___ Input rows ___

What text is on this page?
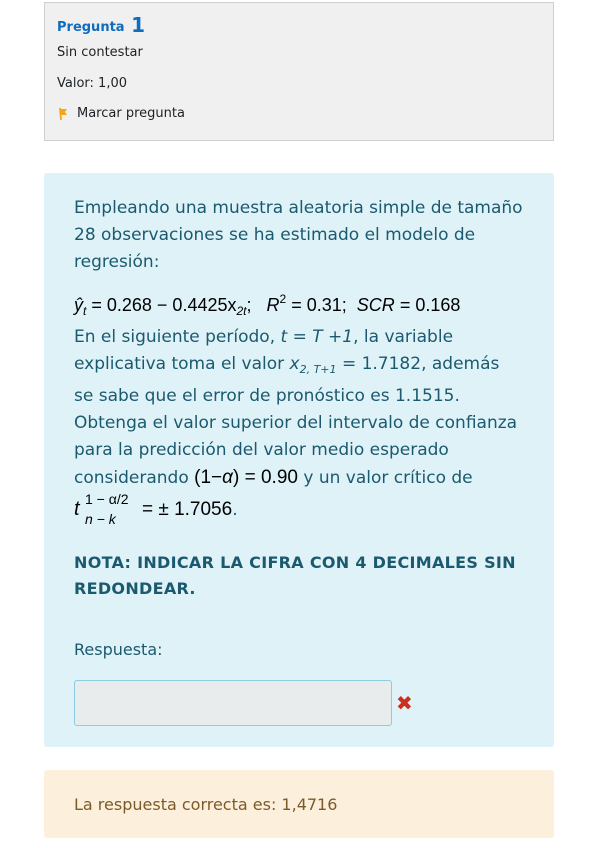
Pregunta 1
Sin contestar
Valor: 1,00
Marcar pregunta

Empleando una muestra aleatoria simple de tamaño 28 observaciones se ha estimado el modelo de regresión:

$ŷ_t = 0.268 - 0.4425x_{2t}$;   $R^2 = 0.31$; SCR = 0.168

En el siguiente período, t = T +1, la variable explicativa toma el valor $x_{2, T+1} = 1.7182$, además se sabe que el error de pronóstico es 1.1515. Obtenga el valor superior del intervalo de confianza para la predicción del valor medio esperado considerando (1−α) = 0.90 y un valor crítico de
t 1 − α/2
n − k = ± 1.7056.

NOTA: INDICAR LA CIFRA CON 4 DECIMALES SIN REDONDEAR.
Respuesta:
✖
La respuesta correcta es: 1,4716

___

== What is required ==
Reproduce each line exactly, please, except for any pictures.

== Reply ==
What text is on this page?
Pregunta 1
Sin contestar
Valor: 1,00
Marcar pregunta

Empleando una muestra aleatoria simple de tamaño 28 observaciones se ha estimado el modelo de regresión:

$ŷ_t = 0.268 - 0.4425x_{2t}$;   $R^2 = 0.31$; SCR = 0.168

En el siguiente período, t = T +1, la variable explicativa toma el valor $x_{2, T+1} = 1.7182$, además se sabe que el error de pronóstico es 1.1515. Obtenga el valor superior del intervalo de confianza para la predicción del valor medio esperado considerando (1−α) = 0.90 y un valor crítico de
t 1 − α/2
n − k = ± 1.7056.

NOTA: INDICAR LA CIFRA CON 4 DECIMALES SIN REDONDEAR.
Respuesta:
✖
La respuesta correcta es: 1,4716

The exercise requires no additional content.